Driving Miss Tracy

I don’t have a driver’s license. It expired quite some time back already. When it did, it felt like another piece of my identity had been lost forever. It’s devastating, knowing that there is no way I can ever get it renewed.

Yet this week I became the proud owner of a brand-new vehicle – registered in my name. It says so in black-and-white on the document. Vehicle owner: Ms Tracy Lian Todd.  That’s big. There’s something about being able to say the words, “my car.” It says I’ve arrived. It speaks of dreams come true. It represents true independence. It means that I can go wherever I like, whenever I want to. Or so it should.

Sadly, I don’t have the ability to drive myself. In fact, I haven’t been able to drive a car on my own for almost 16 years now already. Being dependent on others to drive me is not always easy.  Thankfully, I have some willing drivers, most especially my dad. I’m not sure who’s been more excited about getting the new car – him or me?

The new van came about through the generosity of some incredibly kind-hearted people in the Lowveld community for whom I have no adequate words to express my deep gratitude. I’m spoilt. Just too spoilt.

It’s a Ford Tourneo. It’s big. Beautiful. White. We’ve always been a white-car family. The space inside is incredible. There’s more than enough room for me, my wheelchair, all my paraphernalia and entourage. I reckon we could even fit the kitchen sink in.

Ford1

As we drove the van off the garage floor for the first time – me in the back in my wheelchair with dad in the driver’s seat – I wished with my entire being that it could have been my hands on that steering wheel and my feet on the foot pedals. I wanted to touch everywhere, press all the buttons and feel the power. Trying to savour the moment, I inhaled deeply. There is nothing better than a new-car smell.

I wondered silently if I could still drive, had I been able to, not doubting the answer for one second.  I reasoned that driving must be much like riding a bicycle – once you’ve learned how to do it – you never forget it.  Right?

Just then, I ached to climb into the driver’s seat to prove to the world that I was still a good driver.  Perhaps, it stems from my own insecurities because women are often knocked by society for their driving skills and constantly made to feel incompetent behind the wheel of a car.  Or, maybe, it is my primal need to prove my worth to humanity in spite of my disability.  I don’t know.  But, I’ve never known a man to admit that he was an awful driver – or a clumsy lover for that matter.  I think women could learn a thing or two from that arrogance confidence.  Don’t-ya-think?

-- TASKS TO COMPLETE --
1. Shorten the paragraph beginning "It's a Ford Tourneo" in the post about the new van, keeping its main facts.
2. Please copy the entries below word for word, starting at their first line and stopping after the line that contains "page number: 6 [19,507,26,521]".

-- PROVIDED RECORDS --

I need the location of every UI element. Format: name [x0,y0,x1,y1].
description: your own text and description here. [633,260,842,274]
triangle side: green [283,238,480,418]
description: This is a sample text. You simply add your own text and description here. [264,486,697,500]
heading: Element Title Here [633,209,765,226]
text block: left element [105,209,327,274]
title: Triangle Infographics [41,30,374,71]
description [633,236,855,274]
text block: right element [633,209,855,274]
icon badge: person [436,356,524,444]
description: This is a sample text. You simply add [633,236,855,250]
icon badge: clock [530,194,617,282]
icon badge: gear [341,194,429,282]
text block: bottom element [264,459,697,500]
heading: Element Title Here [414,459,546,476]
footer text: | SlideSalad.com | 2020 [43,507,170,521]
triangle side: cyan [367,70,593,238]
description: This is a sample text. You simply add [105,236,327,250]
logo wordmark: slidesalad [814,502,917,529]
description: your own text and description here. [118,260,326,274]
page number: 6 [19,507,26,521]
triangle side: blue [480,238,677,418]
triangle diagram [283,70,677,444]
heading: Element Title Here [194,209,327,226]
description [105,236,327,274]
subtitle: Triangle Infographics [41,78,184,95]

-- EXPECTED RESPONSES --
1. The van is a Ford Tourneo: big, beautiful and white, like all the family's cars. Inside, there is ample room for Tracy, her wheelchair, her belongings and companions.

2.
I need the location of every UI element. Format: name [x0,y0,x1,y1].
description: your own text and description here. [633,260,842,274]
triangle side: green [283,238,480,418]
description: This is a sample text. You simply add your own text and description here. [264,486,697,500]
heading: Element Title Here [633,209,765,226]
text block: left element [105,209,327,274]
title: Triangle Infographics [41,30,374,71]
description [633,236,855,274]
text block: right element [633,209,855,274]
icon badge: person [436,356,524,444]
description: This is a sample text. You simply add [633,236,855,250]
icon badge: clock [530,194,617,282]
icon badge: gear [341,194,429,282]
text block: bottom element [264,459,697,500]
heading: Element Title Here [414,459,546,476]
footer text: | SlideSalad.com | 2020 [43,507,170,521]
triangle side: cyan [367,70,593,238]
description: This is a sample text. You simply add [105,236,327,250]
logo wordmark: slidesalad [814,502,917,529]
description: your own text and description here. [118,260,326,274]
page number: 6 [19,507,26,521]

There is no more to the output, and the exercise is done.